── Data to use ──

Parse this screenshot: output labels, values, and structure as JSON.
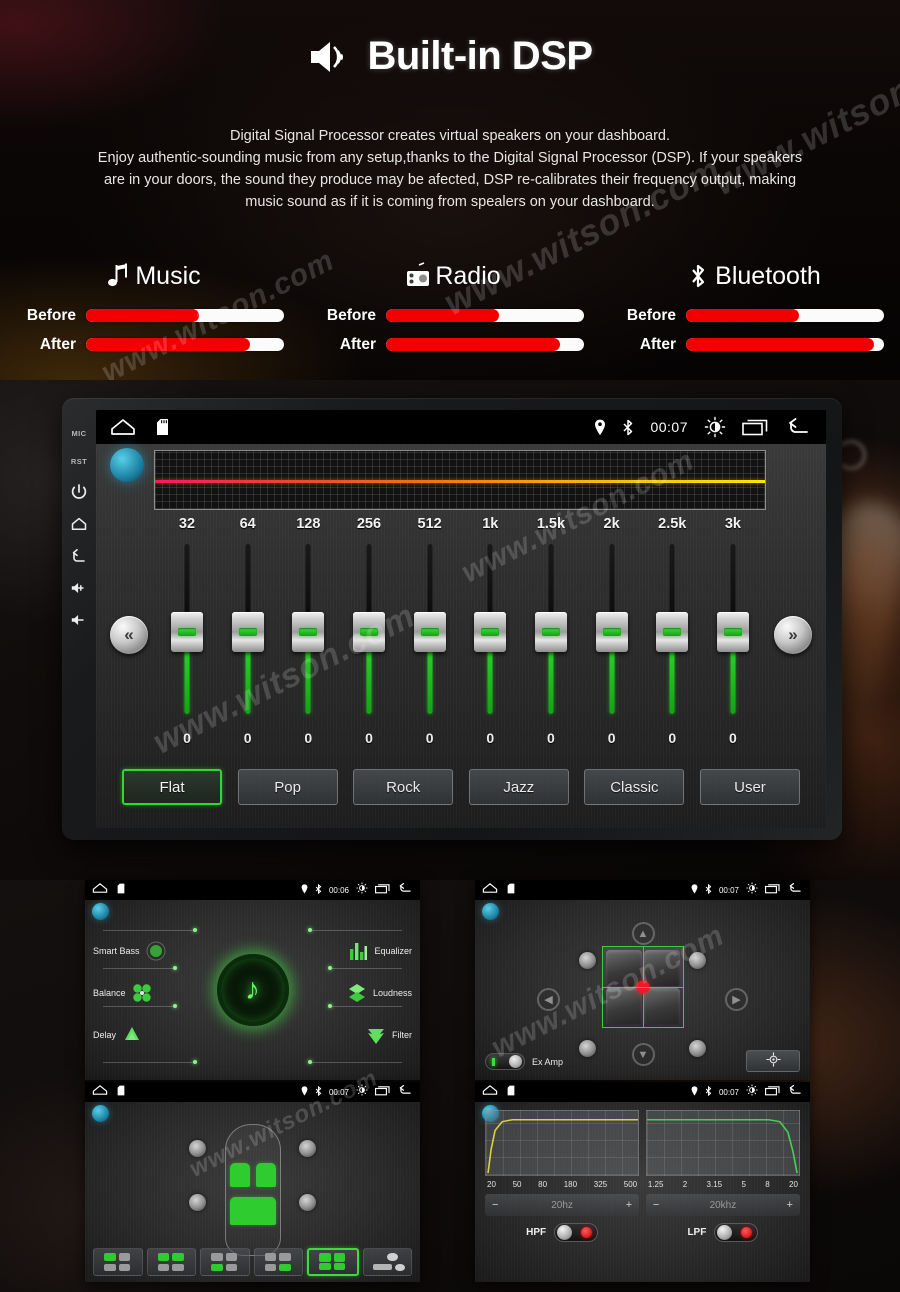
{
  "hero": {
    "icon": "speaker-wave-icon",
    "title": "Built-in DSP",
    "paragraph_lines": [
      "Digital Signal Processor creates virtual speakers on your dashboard.",
      "Enjoy authentic-sounding music from any setup,thanks to the Digital Signal Processor (DSP). If your speakers",
      "are in your doors, the sound they produce may be afected, DSP re-calibrates their frequency output, making",
      "music sound as if it is coming from spealers on your dashboard."
    ]
  },
  "comparison": {
    "before_label": "Before",
    "after_label": "After",
    "bar_empty_color": "#fbfbfb",
    "bar_fill_color": "#f20000",
    "columns": [
      {
        "icon": "music-note-icon",
        "label": "Music",
        "before_pct": 57,
        "after_pct": 83
      },
      {
        "icon": "radio-icon",
        "label": "Radio",
        "before_pct": 57,
        "after_pct": 88
      },
      {
        "icon": "bluetooth-icon",
        "label": "Bluetooth",
        "before_pct": 57,
        "after_pct": 95
      }
    ]
  },
  "device": {
    "side_buttons": [
      {
        "name": "mic-label",
        "label": "MIC",
        "type": "text"
      },
      {
        "name": "reset-label",
        "label": "RST",
        "type": "text"
      },
      {
        "name": "power-icon",
        "label": "",
        "type": "icon"
      },
      {
        "name": "home-icon",
        "label": "",
        "type": "icon"
      },
      {
        "name": "back-icon",
        "label": "",
        "type": "icon"
      },
      {
        "name": "volume-up-icon",
        "label": "",
        "type": "icon"
      },
      {
        "name": "volume-down-icon",
        "label": "",
        "type": "icon"
      }
    ],
    "statusbar": {
      "home_icon": "home-icon",
      "sdcard_icon": "sdcard-icon",
      "location_icon": "location-pin-icon",
      "bluetooth_icon": "bluetooth-icon",
      "clock": "00:07",
      "brightness_icon": "brightness-icon",
      "recents_icon": "recent-apps-icon",
      "back_icon": "back-arrow-icon"
    },
    "equalizer": {
      "prev_label": "«",
      "next_label": "»",
      "curve_gradient": [
        "#ff1569",
        "#f07a13",
        "#ffe400"
      ],
      "bands": [
        {
          "freq": "32",
          "value": "0"
        },
        {
          "freq": "64",
          "value": "0"
        },
        {
          "freq": "128",
          "value": "0"
        },
        {
          "freq": "256",
          "value": "0"
        },
        {
          "freq": "512",
          "value": "0"
        },
        {
          "freq": "1k",
          "value": "0"
        },
        {
          "freq": "1.5k",
          "value": "0"
        },
        {
          "freq": "2k",
          "value": "0"
        },
        {
          "freq": "2.5k",
          "value": "0"
        },
        {
          "freq": "3k",
          "value": "0"
        }
      ],
      "presets": [
        {
          "label": "Flat",
          "selected": true
        },
        {
          "label": "Pop",
          "selected": false
        },
        {
          "label": "Rock",
          "selected": false
        },
        {
          "label": "Jazz",
          "selected": false
        },
        {
          "label": "Classic",
          "selected": false
        },
        {
          "label": "User",
          "selected": false
        }
      ],
      "selected_preset": "Flat",
      "selected_color": "#2fd92f"
    }
  },
  "thumbnails": {
    "dsp_menu": {
      "clock": "00:06",
      "left_items": [
        {
          "label": "Smart Bass",
          "icon": "smart-bass-icon"
        },
        {
          "label": "Balance",
          "icon": "balance-icon"
        },
        {
          "label": "Delay",
          "icon": "delay-icon"
        }
      ],
      "right_items": [
        {
          "label": "Equalizer",
          "icon": "equalizer-icon"
        },
        {
          "label": "Loudness",
          "icon": "loudness-icon"
        },
        {
          "label": "Filter",
          "icon": "filter-icon"
        }
      ],
      "center_icon": "music-note-orb-icon"
    },
    "sound_field": {
      "clock": "00:07",
      "ex_amp_label": "Ex Amp",
      "ex_amp_on": true,
      "target_icon": "crosshair-icon",
      "up_icon": "chevron-up-icon",
      "down_icon": "chevron-down-icon",
      "left_icon": "chevron-left-icon",
      "right_icon": "chevron-right-icon"
    },
    "delay_seats": {
      "clock": "00:07",
      "presets": [
        {
          "name": "seat-preset-driver",
          "selected": false
        },
        {
          "name": "seat-preset-front-both",
          "selected": false
        },
        {
          "name": "seat-preset-rear-left",
          "selected": false
        },
        {
          "name": "seat-preset-rear-right",
          "selected": false
        },
        {
          "name": "seat-preset-all",
          "selected": true
        },
        {
          "name": "seat-preset-custom",
          "selected": false
        }
      ]
    },
    "filters": {
      "clock": "00:07",
      "hpf": {
        "name": "HPF",
        "ticks": [
          "20",
          "50",
          "80",
          "180",
          "325",
          "500"
        ],
        "value": "20hz",
        "minus": "−",
        "plus": "+",
        "enabled": true,
        "curve_color": "#d8d23c"
      },
      "lpf": {
        "name": "LPF",
        "ticks": [
          "1.25",
          "2",
          "3.15",
          "5",
          "8",
          "20"
        ],
        "value": "20khz",
        "minus": "−",
        "plus": "+",
        "enabled": true,
        "curve_color": "#48cf5a"
      }
    }
  },
  "watermarks": {
    "text": "www.witson.com"
  }
}
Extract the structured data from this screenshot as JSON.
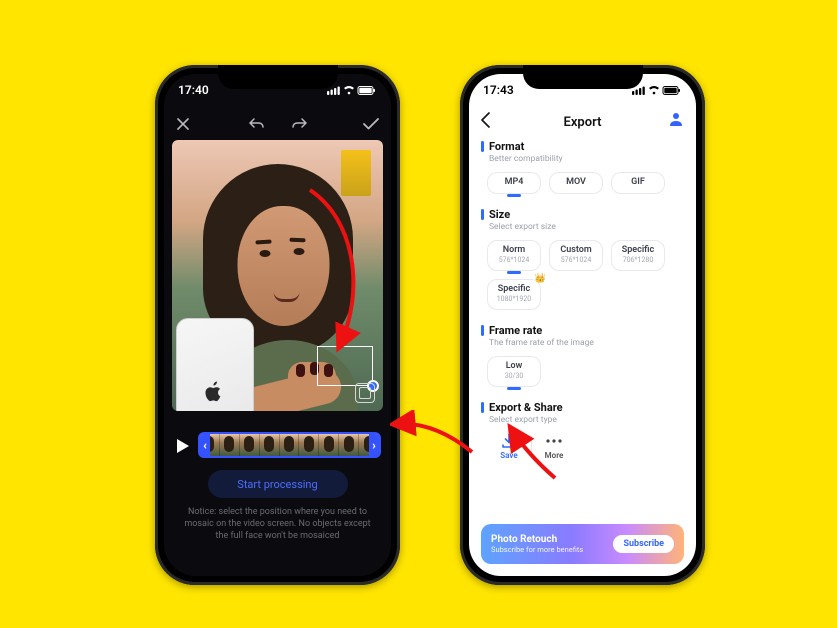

───

▶ _Written request_
Report how many lines of the entries hold the string "this". Provide the number alone.

▶ _Answer_
2